■ Task requirements
Every entry below must appear again, exactly as written.

■ Record excerpts
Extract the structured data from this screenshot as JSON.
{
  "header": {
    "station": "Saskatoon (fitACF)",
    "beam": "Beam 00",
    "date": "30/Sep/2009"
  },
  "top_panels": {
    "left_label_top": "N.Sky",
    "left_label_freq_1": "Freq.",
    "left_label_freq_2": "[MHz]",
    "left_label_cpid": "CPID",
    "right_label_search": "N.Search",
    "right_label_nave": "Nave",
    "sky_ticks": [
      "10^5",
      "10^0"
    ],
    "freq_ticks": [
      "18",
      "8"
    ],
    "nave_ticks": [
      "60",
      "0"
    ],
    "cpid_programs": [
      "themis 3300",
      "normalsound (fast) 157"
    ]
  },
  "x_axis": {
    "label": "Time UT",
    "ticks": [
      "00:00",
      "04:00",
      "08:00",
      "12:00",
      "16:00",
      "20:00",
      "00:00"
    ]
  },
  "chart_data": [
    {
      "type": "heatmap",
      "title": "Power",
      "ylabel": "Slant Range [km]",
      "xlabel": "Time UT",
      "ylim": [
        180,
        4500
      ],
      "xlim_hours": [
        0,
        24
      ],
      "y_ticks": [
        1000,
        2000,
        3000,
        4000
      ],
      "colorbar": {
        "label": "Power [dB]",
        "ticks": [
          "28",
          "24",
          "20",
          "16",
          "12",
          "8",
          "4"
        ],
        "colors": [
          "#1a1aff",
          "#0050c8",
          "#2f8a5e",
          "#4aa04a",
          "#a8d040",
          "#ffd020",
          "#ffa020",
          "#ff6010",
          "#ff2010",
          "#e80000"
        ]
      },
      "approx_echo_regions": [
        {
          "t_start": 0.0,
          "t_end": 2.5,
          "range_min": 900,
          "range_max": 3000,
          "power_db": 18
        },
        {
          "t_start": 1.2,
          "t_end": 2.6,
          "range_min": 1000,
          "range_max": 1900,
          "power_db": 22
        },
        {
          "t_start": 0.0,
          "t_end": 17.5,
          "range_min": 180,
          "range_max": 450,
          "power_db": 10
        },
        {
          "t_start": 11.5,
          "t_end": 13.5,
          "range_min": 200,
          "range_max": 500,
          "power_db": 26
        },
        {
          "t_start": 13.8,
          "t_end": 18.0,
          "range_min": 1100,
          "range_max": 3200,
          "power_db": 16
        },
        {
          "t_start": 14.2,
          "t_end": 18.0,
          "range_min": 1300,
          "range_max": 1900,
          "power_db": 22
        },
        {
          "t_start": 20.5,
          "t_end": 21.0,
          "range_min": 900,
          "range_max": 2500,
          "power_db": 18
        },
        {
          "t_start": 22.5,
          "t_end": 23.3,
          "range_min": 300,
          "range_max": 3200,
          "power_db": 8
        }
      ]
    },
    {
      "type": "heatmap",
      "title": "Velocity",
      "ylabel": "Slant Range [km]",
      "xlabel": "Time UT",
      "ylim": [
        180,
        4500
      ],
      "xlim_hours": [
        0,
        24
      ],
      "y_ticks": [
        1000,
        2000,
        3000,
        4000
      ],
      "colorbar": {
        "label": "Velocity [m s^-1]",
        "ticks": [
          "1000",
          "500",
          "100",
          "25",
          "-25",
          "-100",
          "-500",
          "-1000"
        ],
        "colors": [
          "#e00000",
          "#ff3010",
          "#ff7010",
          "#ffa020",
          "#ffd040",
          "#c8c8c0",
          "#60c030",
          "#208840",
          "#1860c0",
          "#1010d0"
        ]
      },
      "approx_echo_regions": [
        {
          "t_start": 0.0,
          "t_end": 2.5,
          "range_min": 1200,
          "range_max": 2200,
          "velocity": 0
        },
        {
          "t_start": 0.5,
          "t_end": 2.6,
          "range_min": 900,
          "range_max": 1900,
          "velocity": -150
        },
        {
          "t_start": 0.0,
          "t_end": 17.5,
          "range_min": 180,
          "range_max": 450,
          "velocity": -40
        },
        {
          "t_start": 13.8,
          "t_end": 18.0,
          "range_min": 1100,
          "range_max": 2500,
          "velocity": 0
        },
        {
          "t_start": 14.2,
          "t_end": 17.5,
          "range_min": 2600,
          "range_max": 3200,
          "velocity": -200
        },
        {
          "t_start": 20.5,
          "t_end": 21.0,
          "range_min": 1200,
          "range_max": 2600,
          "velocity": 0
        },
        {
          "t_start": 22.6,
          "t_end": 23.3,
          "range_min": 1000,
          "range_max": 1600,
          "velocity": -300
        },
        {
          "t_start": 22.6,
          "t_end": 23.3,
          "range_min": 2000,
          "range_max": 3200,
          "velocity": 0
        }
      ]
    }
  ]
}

■ Written solution
Extract the structured data from this screenshot as JSON.
{
  "header": {
    "station": "Saskatoon (fitACF)",
    "beam": "Beam 00",
    "date": "30/Sep/2009"
  },
  "top_panels": {
    "left_label_top": "N.Sky",
    "left_label_freq_1": "Freq.",
    "left_label_freq_2": "[MHz]",
    "left_label_cpid": "CPID",
    "right_label_search": "N.Search",
    "right_label_nave": "Nave",
    "sky_ticks": [
      "10^5",
      "10^0"
    ],
    "freq_ticks": [
      "18",
      "8"
    ],
    "nave_ticks": [
      "60",
      "0"
    ],
    "cpid_programs": [
      "themis 3300",
      "normalsound (fast) 157"
    ]
  },
  "x_axis": {
    "label": "Time UT",
    "ticks": [
      "00:00",
      "04:00",
      "08:00",
      "12:00",
      "16:00",
      "20:00",
      "00:00"
    ]
  },
  "chart_data": [
    {
      "type": "heatmap",
      "title": "Power",
      "ylabel": "Slant Range [km]",
      "xlabel": "Time UT",
      "ylim": [
        180,
        4500
      ],
      "xlim_hours": [
        0,
        24
      ],
      "y_ticks": [
        1000,
        2000,
        3000,
        4000
      ],
      "colorbar": {
        "label": "Power [dB]",
        "ticks": [
          "28",
          "24",
          "20",
          "16",
          "12",
          "8",
          "4"
        ],
        "colors": [
          "#1a1aff",
          "#0050c8",
          "#2f8a5e",
          "#4aa04a",
          "#a8d040",
          "#ffd020",
          "#ffa020",
          "#ff6010",
          "#ff2010",
          "#e80000"
        ]
      },
      "approx_echo_regions": [
        {
          "t_start": 0.0,
          "t_end": 2.5,
          "range_min": 900,
          "range_max": 3000,
          "power_db": 18
        },
        {
          "t_start": 1.2,
          "t_end": 2.6,
          "range_min": 1000,
          "range_max": 1900,
          "power_db": 22
        },
        {
          "t_start": 0.0,
          "t_end": 17.5,
          "range_min": 180,
          "range_max": 450,
          "power_db": 10
        },
        {
          "t_start": 11.5,
          "t_end": 13.5,
          "range_min": 200,
          "range_max": 500,
          "power_db": 26
        },
        {
          "t_start": 13.8,
          "t_end": 18.0,
          "range_min": 1100,
          "range_max": 3200,
          "power_db": 16
        },
        {
          "t_start": 14.2,
          "t_end": 18.0,
          "range_min": 1300,
          "range_max": 1900,
          "power_db": 22
        },
        {
          "t_start": 20.5,
          "t_end": 21.0,
          "range_min": 900,
          "range_max": 2500,
          "power_db": 18
        },
        {
          "t_start": 22.5,
          "t_end": 23.3,
          "range_min": 300,
          "range_max": 3200,
          "power_db": 8
        }
      ]
    },
    {
      "type": "heatmap",
      "title": "Velocity",
      "ylabel": "Slant Range [km]",
      "xlabel": "Time UT",
      "ylim": [
        180,
        4500
      ],
      "xlim_hours": [
        0,
        24
      ],
      "y_ticks": [
        1000,
        2000,
        3000,
        4000
      ],
      "colorbar": {
        "label": "Velocity [m s^-1]",
        "ticks": [
          "1000",
          "500",
          "100",
          "25",
          "-25",
          "-100",
          "-500",
          "-1000"
        ],
        "colors": [
          "#e00000",
          "#ff3010",
          "#ff7010",
          "#ffa020",
          "#ffd040",
          "#c8c8c0",
          "#60c030",
          "#208840",
          "#1860c0",
          "#1010d0"
        ]
      },
      "approx_echo_regions": [
        {
          "t_start": 0.0,
          "t_end": 2.5,
          "range_min": 1200,
          "range_max": 2200,
          "velocity": 0
        },
        {
          "t_start": 0.5,
          "t_end": 2.6,
          "range_min": 900,
          "range_max": 1900,
          "velocity": -150
        },
        {
          "t_start": 0.0,
          "t_end": 17.5,
          "range_min": 180,
          "range_max": 450,
          "velocity": -40
        },
        {
          "t_start": 13.8,
          "t_end": 18.0,
          "range_min": 1100,
          "range_max": 2500,
          "velocity": 0
        },
        {
          "t_start": 14.2,
          "t_end": 17.5,
          "range_min": 2600,
          "range_max": 3200,
          "velocity": -200
        },
        {
          "t_start": 20.5,
          "t_end": 21.0,
          "range_min": 1200,
          "range_max": 2600,
          "velocity": 0
        },
        {
          "t_start": 22.6,
          "t_end": 23.3,
          "range_min": 1000,
          "range_max": 1600,
          "velocity": -300
        },
        {
          "t_start": 22.6,
          "t_end": 23.3,
          "range_min": 2000,
          "range_max": 3200,
          "velocity": 0
        }
      ]
    }
  ]
}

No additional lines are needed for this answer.